# START OF Exercise data

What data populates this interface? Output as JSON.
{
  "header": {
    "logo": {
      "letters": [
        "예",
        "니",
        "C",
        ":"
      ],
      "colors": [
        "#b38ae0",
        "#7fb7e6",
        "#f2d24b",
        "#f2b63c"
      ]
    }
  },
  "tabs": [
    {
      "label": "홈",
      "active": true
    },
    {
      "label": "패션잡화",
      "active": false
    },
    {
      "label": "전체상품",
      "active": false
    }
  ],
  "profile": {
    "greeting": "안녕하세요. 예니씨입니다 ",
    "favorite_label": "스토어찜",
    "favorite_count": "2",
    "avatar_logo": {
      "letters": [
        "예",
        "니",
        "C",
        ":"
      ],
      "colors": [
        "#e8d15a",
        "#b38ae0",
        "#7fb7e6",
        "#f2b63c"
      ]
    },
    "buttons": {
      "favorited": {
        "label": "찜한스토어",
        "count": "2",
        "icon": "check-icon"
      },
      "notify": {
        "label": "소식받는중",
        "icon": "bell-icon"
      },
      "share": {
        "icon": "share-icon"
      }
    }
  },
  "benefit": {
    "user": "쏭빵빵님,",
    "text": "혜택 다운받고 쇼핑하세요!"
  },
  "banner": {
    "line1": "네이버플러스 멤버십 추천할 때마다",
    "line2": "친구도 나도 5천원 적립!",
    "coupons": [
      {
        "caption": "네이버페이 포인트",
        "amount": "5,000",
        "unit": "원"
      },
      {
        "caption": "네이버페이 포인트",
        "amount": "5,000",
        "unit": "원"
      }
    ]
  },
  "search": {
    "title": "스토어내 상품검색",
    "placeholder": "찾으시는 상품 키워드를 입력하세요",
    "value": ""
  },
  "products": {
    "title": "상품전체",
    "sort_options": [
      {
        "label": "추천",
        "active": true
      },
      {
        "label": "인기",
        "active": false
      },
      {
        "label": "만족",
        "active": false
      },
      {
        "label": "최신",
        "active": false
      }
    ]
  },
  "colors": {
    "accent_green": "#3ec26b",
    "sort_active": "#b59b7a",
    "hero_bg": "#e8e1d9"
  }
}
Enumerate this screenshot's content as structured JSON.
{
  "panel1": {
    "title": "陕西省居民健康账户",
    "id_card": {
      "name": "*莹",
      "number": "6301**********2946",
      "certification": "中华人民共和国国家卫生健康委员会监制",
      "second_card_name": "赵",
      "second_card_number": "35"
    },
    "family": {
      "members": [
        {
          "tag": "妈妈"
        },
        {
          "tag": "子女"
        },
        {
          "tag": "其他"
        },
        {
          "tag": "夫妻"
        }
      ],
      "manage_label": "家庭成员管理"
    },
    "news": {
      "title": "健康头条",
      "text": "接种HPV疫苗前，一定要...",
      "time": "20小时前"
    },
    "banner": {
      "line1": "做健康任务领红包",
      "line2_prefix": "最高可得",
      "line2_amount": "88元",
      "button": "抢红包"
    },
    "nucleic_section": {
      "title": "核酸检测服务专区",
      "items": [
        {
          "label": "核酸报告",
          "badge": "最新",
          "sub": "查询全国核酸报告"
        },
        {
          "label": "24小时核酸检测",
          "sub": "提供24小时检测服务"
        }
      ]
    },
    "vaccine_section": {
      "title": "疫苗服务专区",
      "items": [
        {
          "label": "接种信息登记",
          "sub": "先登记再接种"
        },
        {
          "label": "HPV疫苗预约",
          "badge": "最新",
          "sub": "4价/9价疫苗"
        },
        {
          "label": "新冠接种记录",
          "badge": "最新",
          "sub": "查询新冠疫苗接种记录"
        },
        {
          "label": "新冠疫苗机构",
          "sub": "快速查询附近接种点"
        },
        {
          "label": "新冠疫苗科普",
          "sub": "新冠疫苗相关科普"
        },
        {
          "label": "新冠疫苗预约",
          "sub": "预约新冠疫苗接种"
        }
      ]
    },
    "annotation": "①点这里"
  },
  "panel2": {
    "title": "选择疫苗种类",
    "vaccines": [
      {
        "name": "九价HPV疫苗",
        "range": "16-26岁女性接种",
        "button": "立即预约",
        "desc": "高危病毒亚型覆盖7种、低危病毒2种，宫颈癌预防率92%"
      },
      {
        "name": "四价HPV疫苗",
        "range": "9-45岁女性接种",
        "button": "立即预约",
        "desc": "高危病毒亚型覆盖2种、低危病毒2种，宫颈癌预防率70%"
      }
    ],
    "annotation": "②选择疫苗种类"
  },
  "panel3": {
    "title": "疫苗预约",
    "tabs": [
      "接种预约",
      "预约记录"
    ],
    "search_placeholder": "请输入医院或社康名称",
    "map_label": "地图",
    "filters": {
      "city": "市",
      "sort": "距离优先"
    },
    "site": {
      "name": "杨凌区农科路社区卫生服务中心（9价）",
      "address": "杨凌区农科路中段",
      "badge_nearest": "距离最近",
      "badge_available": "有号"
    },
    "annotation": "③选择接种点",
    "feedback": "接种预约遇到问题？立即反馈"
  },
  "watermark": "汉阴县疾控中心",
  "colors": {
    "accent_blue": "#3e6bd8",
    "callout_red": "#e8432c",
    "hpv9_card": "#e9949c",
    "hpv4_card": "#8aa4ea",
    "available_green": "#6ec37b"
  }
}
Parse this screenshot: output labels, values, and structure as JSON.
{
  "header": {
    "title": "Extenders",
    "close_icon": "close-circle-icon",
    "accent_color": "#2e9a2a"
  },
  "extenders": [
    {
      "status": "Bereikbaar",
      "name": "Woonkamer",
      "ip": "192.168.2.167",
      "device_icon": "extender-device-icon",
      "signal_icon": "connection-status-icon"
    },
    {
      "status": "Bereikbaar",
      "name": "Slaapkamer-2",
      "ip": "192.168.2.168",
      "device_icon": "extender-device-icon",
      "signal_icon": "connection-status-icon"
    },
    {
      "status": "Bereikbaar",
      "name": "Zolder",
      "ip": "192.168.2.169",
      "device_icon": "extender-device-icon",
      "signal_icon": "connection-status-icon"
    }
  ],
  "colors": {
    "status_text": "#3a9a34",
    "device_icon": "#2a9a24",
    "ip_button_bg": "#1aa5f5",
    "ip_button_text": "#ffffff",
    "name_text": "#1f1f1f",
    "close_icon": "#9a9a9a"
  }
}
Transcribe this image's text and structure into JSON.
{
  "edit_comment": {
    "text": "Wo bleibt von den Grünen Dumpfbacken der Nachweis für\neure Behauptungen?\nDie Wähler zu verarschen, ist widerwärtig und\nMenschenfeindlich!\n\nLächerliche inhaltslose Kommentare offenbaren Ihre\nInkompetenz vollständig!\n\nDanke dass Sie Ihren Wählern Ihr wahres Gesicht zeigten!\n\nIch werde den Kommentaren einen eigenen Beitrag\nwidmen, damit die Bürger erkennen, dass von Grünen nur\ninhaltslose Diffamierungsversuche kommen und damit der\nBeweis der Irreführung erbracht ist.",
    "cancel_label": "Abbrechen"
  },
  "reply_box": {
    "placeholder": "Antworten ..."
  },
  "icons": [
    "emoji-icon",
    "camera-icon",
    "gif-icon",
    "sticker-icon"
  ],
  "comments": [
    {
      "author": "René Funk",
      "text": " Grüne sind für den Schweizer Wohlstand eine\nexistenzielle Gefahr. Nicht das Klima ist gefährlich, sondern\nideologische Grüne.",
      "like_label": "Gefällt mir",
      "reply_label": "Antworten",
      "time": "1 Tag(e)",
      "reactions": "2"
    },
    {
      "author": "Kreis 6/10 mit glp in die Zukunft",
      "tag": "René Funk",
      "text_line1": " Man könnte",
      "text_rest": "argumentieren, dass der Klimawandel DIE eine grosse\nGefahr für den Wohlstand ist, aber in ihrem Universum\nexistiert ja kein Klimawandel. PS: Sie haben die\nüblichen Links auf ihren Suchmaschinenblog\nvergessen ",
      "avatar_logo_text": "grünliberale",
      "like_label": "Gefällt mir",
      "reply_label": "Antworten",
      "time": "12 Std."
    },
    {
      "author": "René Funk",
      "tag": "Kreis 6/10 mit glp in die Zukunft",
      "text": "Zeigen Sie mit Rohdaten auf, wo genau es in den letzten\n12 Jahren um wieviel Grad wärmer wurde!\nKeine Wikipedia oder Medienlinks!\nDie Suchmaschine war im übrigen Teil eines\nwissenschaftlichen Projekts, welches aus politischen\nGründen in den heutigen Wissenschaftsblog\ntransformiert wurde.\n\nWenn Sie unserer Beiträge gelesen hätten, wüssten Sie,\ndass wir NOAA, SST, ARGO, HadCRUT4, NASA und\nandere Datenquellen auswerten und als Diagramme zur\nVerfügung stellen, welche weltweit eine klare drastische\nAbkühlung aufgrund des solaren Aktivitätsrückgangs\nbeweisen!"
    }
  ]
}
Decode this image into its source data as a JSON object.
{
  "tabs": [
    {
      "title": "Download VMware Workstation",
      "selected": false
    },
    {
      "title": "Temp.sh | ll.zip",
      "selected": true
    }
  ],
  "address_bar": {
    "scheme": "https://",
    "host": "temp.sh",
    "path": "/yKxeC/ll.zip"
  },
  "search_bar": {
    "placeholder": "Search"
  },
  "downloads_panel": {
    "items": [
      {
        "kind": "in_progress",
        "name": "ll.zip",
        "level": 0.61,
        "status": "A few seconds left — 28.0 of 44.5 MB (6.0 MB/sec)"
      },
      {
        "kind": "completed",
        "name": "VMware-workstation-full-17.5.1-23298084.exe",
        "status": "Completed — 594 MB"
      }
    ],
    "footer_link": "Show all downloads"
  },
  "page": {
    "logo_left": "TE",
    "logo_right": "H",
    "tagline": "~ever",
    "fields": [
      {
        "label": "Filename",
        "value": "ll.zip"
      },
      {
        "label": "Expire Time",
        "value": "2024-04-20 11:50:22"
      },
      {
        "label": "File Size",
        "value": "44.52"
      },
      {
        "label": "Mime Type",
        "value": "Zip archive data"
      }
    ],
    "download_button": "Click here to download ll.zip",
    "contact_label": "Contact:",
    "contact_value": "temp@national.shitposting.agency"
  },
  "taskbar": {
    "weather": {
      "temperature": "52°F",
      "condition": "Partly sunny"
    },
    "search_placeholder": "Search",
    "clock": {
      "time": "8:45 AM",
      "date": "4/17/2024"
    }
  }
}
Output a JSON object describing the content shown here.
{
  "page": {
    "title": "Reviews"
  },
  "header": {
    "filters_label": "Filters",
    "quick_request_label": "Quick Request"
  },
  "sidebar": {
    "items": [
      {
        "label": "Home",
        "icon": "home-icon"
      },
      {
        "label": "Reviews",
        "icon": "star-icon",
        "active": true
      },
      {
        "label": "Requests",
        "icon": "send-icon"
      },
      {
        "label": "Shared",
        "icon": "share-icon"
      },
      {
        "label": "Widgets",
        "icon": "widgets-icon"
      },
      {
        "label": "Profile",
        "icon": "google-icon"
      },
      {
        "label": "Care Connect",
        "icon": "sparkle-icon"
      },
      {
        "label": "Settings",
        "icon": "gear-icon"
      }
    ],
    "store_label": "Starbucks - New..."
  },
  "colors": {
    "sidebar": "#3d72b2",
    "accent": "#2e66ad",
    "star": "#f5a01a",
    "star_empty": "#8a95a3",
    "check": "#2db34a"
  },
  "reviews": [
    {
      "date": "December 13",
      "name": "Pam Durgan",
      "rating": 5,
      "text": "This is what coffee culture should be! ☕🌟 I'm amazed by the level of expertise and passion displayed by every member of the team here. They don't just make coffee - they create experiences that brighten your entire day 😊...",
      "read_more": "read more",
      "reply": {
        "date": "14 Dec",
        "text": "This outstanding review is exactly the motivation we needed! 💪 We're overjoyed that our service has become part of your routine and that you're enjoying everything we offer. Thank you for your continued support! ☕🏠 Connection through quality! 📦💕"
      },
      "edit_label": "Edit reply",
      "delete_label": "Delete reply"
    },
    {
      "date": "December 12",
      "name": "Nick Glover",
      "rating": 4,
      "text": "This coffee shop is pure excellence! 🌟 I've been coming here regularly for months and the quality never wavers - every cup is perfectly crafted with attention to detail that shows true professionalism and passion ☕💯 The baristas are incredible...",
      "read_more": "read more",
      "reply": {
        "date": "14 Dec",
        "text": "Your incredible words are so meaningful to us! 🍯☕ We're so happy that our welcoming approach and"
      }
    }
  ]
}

# END OF Exercise data

Written exercise:
Across the entries, how many lines contain "Kreis"? Reply with the number only.

Final answer:
2